_TASK DATA:_
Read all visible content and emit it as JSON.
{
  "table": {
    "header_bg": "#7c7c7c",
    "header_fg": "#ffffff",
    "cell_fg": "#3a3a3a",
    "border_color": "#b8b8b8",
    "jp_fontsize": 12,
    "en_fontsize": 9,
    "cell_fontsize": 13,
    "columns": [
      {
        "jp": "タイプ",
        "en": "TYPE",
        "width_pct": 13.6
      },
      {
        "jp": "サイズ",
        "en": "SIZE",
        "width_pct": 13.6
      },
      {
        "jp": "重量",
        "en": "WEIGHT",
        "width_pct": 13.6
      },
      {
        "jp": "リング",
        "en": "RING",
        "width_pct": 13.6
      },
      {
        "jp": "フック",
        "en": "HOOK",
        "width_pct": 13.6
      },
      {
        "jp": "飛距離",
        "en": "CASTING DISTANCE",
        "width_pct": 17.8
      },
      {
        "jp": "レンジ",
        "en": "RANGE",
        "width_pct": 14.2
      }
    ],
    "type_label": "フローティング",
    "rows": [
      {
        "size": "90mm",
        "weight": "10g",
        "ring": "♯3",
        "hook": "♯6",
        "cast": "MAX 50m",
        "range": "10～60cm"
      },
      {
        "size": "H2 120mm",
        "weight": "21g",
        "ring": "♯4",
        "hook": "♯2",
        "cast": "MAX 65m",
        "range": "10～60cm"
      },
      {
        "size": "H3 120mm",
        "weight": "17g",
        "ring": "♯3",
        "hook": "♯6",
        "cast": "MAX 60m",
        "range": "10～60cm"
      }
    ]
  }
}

_DIRECTIVE:_ Reproduce each record exactly as it appears.

_WRITTEN RESPONSE:_
Read all visible content and emit it as JSON.
{
  "table": {
    "header_bg": "#7c7c7c",
    "header_fg": "#ffffff",
    "cell_fg": "#3a3a3a",
    "border_color": "#b8b8b8",
    "jp_fontsize": 12,
    "en_fontsize": 9,
    "cell_fontsize": 13,
    "columns": [
      {
        "jp": "タイプ",
        "en": "TYPE",
        "width_pct": 13.6
      },
      {
        "jp": "サイズ",
        "en": "SIZE",
        "width_pct": 13.6
      },
      {
        "jp": "重量",
        "en": "WEIGHT",
        "width_pct": 13.6
      },
      {
        "jp": "リング",
        "en": "RING",
        "width_pct": 13.6
      },
      {
        "jp": "フック",
        "en": "HOOK",
        "width_pct": 13.6
      },
      {
        "jp": "飛距離",
        "en": "CASTING DISTANCE",
        "width_pct": 17.8
      },
      {
        "jp": "レンジ",
        "en": "RANGE",
        "width_pct": 14.2
      }
    ],
    "type_label": "フローティング",
    "rows": [
      {
        "size": "90mm",
        "weight": "10g",
        "ring": "♯3",
        "hook": "♯6",
        "cast": "MAX 50m",
        "range": "10～60cm"
      },
      {
        "size": "H2 120mm",
        "weight": "21g",
        "ring": "♯4",
        "hook": "♯2",
        "cast": "MAX 65m",
        "range": "10～60cm"
      },
      {
        "size": "H3 120mm",
        "weight": "17g",
        "ring": "♯3",
        "hook": "♯6",
        "cast": "MAX 60m",
        "range": "10～60cm"
      }
    ]
  }
}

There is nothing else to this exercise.